REQUEST →
Exactly as written, quote every line that follows, skipping the images.

★ ★ ★

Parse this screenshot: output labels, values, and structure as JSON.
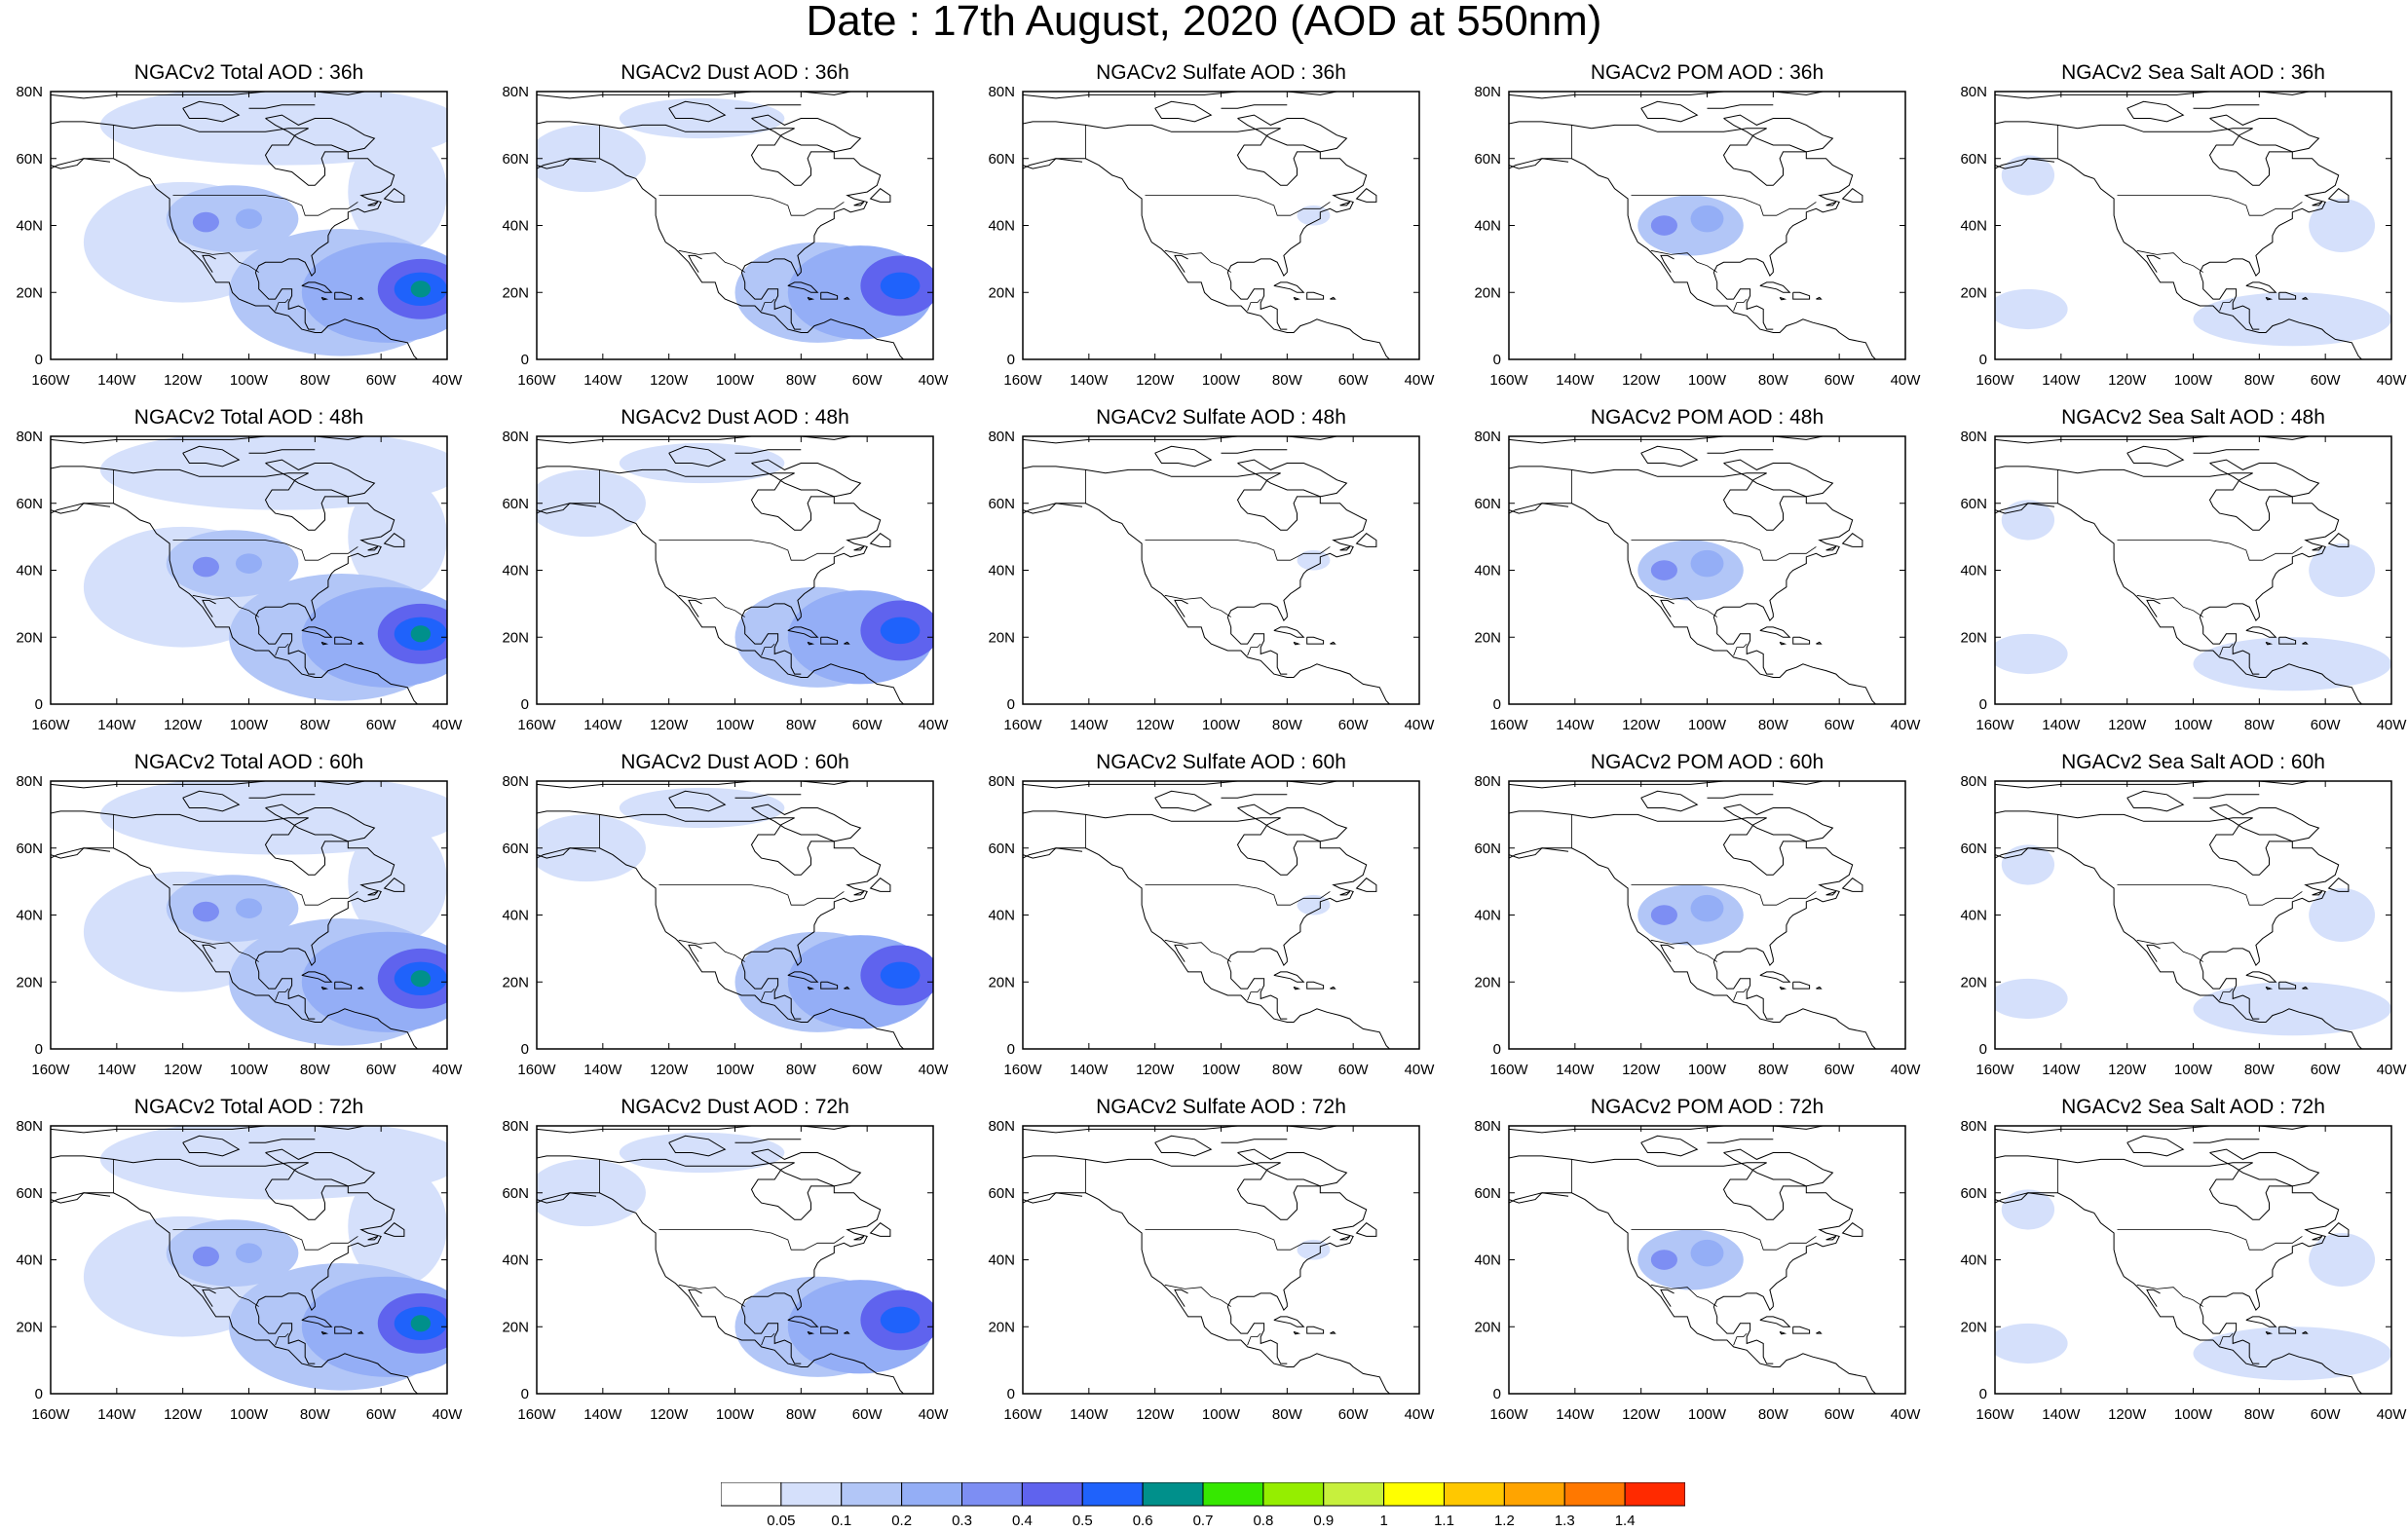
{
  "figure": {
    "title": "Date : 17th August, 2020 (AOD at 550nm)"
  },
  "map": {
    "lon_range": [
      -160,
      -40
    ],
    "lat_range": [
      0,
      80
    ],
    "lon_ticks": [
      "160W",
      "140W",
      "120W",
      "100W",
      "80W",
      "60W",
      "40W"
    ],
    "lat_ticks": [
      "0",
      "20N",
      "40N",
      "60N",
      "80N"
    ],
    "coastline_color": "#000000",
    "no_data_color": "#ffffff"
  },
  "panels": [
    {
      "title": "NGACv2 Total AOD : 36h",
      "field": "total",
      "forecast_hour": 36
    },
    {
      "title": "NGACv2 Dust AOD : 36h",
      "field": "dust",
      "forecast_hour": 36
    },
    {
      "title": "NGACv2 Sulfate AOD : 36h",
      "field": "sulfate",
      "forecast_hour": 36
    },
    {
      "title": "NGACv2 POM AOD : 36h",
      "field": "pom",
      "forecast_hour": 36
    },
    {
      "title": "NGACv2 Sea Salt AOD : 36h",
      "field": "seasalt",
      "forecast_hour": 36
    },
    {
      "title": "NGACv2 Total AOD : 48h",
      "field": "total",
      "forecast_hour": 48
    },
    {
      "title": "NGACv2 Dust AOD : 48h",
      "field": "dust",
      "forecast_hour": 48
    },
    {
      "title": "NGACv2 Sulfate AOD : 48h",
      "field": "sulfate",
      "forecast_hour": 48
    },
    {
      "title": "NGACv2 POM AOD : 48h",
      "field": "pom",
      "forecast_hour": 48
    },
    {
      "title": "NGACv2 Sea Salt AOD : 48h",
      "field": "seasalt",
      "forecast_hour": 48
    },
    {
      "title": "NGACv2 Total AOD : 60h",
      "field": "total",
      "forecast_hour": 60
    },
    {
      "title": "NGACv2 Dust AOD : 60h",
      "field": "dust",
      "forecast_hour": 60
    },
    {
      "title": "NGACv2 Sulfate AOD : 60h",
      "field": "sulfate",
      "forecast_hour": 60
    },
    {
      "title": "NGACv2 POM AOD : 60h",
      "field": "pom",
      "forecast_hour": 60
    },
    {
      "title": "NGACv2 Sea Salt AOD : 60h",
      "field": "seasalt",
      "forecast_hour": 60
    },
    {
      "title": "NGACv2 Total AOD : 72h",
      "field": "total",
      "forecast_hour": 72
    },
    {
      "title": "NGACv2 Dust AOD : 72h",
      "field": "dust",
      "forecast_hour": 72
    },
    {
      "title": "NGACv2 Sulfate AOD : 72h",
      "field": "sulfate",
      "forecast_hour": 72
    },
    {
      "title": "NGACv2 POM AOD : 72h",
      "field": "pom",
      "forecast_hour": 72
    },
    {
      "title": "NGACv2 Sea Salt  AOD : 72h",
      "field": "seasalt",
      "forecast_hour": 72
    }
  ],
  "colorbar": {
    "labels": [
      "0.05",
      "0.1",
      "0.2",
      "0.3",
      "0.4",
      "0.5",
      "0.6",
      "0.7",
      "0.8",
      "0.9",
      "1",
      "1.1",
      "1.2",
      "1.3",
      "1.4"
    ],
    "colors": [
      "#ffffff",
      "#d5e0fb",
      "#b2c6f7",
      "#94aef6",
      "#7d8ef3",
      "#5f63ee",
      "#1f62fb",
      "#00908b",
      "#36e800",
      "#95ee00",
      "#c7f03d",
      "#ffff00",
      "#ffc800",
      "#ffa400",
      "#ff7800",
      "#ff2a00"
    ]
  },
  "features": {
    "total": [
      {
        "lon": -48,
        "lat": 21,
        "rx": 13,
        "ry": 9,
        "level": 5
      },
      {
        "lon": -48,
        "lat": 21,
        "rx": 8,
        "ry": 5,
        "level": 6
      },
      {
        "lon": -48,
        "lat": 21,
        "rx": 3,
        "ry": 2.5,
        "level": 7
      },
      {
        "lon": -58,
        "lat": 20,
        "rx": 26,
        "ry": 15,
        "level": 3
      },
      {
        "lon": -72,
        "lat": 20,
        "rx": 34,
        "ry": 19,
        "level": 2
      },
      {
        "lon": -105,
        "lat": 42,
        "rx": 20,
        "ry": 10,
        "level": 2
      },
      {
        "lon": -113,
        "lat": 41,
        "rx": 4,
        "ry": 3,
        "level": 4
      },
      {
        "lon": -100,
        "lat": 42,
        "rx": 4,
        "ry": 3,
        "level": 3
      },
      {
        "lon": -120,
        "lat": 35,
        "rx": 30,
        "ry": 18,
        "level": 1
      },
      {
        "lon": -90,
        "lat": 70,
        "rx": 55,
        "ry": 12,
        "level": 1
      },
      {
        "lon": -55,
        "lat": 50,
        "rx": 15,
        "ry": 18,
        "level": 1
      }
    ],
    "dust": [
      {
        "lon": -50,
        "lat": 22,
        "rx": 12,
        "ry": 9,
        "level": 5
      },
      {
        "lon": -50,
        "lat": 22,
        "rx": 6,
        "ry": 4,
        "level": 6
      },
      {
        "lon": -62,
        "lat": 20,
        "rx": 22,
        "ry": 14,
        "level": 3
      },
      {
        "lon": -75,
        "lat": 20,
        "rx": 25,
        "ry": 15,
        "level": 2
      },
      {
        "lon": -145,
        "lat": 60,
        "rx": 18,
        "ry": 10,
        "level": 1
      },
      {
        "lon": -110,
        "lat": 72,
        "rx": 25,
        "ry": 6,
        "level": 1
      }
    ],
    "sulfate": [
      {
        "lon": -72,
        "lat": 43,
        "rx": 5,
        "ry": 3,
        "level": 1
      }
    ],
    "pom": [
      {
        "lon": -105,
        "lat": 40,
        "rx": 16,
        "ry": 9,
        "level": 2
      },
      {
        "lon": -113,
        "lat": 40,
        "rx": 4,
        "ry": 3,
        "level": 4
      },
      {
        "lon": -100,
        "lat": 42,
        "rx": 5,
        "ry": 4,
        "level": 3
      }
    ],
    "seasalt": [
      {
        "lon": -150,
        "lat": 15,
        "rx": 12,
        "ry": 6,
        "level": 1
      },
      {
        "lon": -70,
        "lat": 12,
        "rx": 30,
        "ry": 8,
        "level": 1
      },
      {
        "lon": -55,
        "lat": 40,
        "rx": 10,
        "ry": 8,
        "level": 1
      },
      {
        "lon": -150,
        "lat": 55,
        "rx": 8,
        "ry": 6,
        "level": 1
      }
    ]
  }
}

★ ★ ★

EXERCISE ANSWER →
Parse this screenshot: output labels, values, and structure as JSON.
{
  "figure": {
    "title": "Date : 17th August, 2020 (AOD at 550nm)"
  },
  "map": {
    "lon_range": [
      -160,
      -40
    ],
    "lat_range": [
      0,
      80
    ],
    "lon_ticks": [
      "160W",
      "140W",
      "120W",
      "100W",
      "80W",
      "60W",
      "40W"
    ],
    "lat_ticks": [
      "0",
      "20N",
      "40N",
      "60N",
      "80N"
    ],
    "coastline_color": "#000000",
    "no_data_color": "#ffffff"
  },
  "panels": [
    {
      "title": "NGACv2 Total AOD : 36h",
      "field": "total",
      "forecast_hour": 36
    },
    {
      "title": "NGACv2 Dust AOD : 36h",
      "field": "dust",
      "forecast_hour": 36
    },
    {
      "title": "NGACv2 Sulfate AOD : 36h",
      "field": "sulfate",
      "forecast_hour": 36
    },
    {
      "title": "NGACv2 POM AOD : 36h",
      "field": "pom",
      "forecast_hour": 36
    },
    {
      "title": "NGACv2 Sea Salt AOD : 36h",
      "field": "seasalt",
      "forecast_hour": 36
    },
    {
      "title": "NGACv2 Total AOD : 48h",
      "field": "total",
      "forecast_hour": 48
    },
    {
      "title": "NGACv2 Dust AOD : 48h",
      "field": "dust",
      "forecast_hour": 48
    },
    {
      "title": "NGACv2 Sulfate AOD : 48h",
      "field": "sulfate",
      "forecast_hour": 48
    },
    {
      "title": "NGACv2 POM AOD : 48h",
      "field": "pom",
      "forecast_hour": 48
    },
    {
      "title": "NGACv2 Sea Salt AOD : 48h",
      "field": "seasalt",
      "forecast_hour": 48
    },
    {
      "title": "NGACv2 Total AOD : 60h",
      "field": "total",
      "forecast_hour": 60
    },
    {
      "title": "NGACv2 Dust AOD : 60h",
      "field": "dust",
      "forecast_hour": 60
    },
    {
      "title": "NGACv2 Sulfate AOD : 60h",
      "field": "sulfate",
      "forecast_hour": 60
    },
    {
      "title": "NGACv2 POM AOD : 60h",
      "field": "pom",
      "forecast_hour": 60
    },
    {
      "title": "NGACv2 Sea Salt AOD : 60h",
      "field": "seasalt",
      "forecast_hour": 60
    },
    {
      "title": "NGACv2 Total AOD : 72h",
      "field": "total",
      "forecast_hour": 72
    },
    {
      "title": "NGACv2 Dust AOD : 72h",
      "field": "dust",
      "forecast_hour": 72
    },
    {
      "title": "NGACv2 Sulfate AOD : 72h",
      "field": "sulfate",
      "forecast_hour": 72
    },
    {
      "title": "NGACv2 POM AOD : 72h",
      "field": "pom",
      "forecast_hour": 72
    },
    {
      "title": "NGACv2 Sea Salt  AOD : 72h",
      "field": "seasalt",
      "forecast_hour": 72
    }
  ],
  "colorbar": {
    "labels": [
      "0.05",
      "0.1",
      "0.2",
      "0.3",
      "0.4",
      "0.5",
      "0.6",
      "0.7",
      "0.8",
      "0.9",
      "1",
      "1.1",
      "1.2",
      "1.3",
      "1.4"
    ],
    "colors": [
      "#ffffff",
      "#d5e0fb",
      "#b2c6f7",
      "#94aef6",
      "#7d8ef3",
      "#5f63ee",
      "#1f62fb",
      "#00908b",
      "#36e800",
      "#95ee00",
      "#c7f03d",
      "#ffff00",
      "#ffc800",
      "#ffa400",
      "#ff7800",
      "#ff2a00"
    ]
  },
  "features": {
    "total": [
      {
        "lon": -48,
        "lat": 21,
        "rx": 13,
        "ry": 9,
        "level": 5
      },
      {
        "lon": -48,
        "lat": 21,
        "rx": 8,
        "ry": 5,
        "level": 6
      },
      {
        "lon": -48,
        "lat": 21,
        "rx": 3,
        "ry": 2.5,
        "level": 7
      },
      {
        "lon": -58,
        "lat": 20,
        "rx": 26,
        "ry": 15,
        "level": 3
      },
      {
        "lon": -72,
        "lat": 20,
        "rx": 34,
        "ry": 19,
        "level": 2
      },
      {
        "lon": -105,
        "lat": 42,
        "rx": 20,
        "ry": 10,
        "level": 2
      },
      {
        "lon": -113,
        "lat": 41,
        "rx": 4,
        "ry": 3,
        "level": 4
      },
      {
        "lon": -100,
        "lat": 42,
        "rx": 4,
        "ry": 3,
        "level": 3
      },
      {
        "lon": -120,
        "lat": 35,
        "rx": 30,
        "ry": 18,
        "level": 1
      },
      {
        "lon": -90,
        "lat": 70,
        "rx": 55,
        "ry": 12,
        "level": 1
      },
      {
        "lon": -55,
        "lat": 50,
        "rx": 15,
        "ry": 18,
        "level": 1
      }
    ],
    "dust": [
      {
        "lon": -50,
        "lat": 22,
        "rx": 12,
        "ry": 9,
        "level": 5
      },
      {
        "lon": -50,
        "lat": 22,
        "rx": 6,
        "ry": 4,
        "level": 6
      },
      {
        "lon": -62,
        "lat": 20,
        "rx": 22,
        "ry": 14,
        "level": 3
      },
      {
        "lon": -75,
        "lat": 20,
        "rx": 25,
        "ry": 15,
        "level": 2
      },
      {
        "lon": -145,
        "lat": 60,
        "rx": 18,
        "ry": 10,
        "level": 1
      },
      {
        "lon": -110,
        "lat": 72,
        "rx": 25,
        "ry": 6,
        "level": 1
      }
    ],
    "sulfate": [
      {
        "lon": -72,
        "lat": 43,
        "rx": 5,
        "ry": 3,
        "level": 1
      }
    ],
    "pom": [
      {
        "lon": -105,
        "lat": 40,
        "rx": 16,
        "ry": 9,
        "level": 2
      },
      {
        "lon": -113,
        "lat": 40,
        "rx": 4,
        "ry": 3,
        "level": 4
      },
      {
        "lon": -100,
        "lat": 42,
        "rx": 5,
        "ry": 4,
        "level": 3
      }
    ],
    "seasalt": [
      {
        "lon": -150,
        "lat": 15,
        "rx": 12,
        "ry": 6,
        "level": 1
      },
      {
        "lon": -70,
        "lat": 12,
        "rx": 30,
        "ry": 8,
        "level": 1
      },
      {
        "lon": -55,
        "lat": 40,
        "rx": 10,
        "ry": 8,
        "level": 1
      },
      {
        "lon": -150,
        "lat": 55,
        "rx": 8,
        "ry": 6,
        "level": 1
      }
    ]
  }
}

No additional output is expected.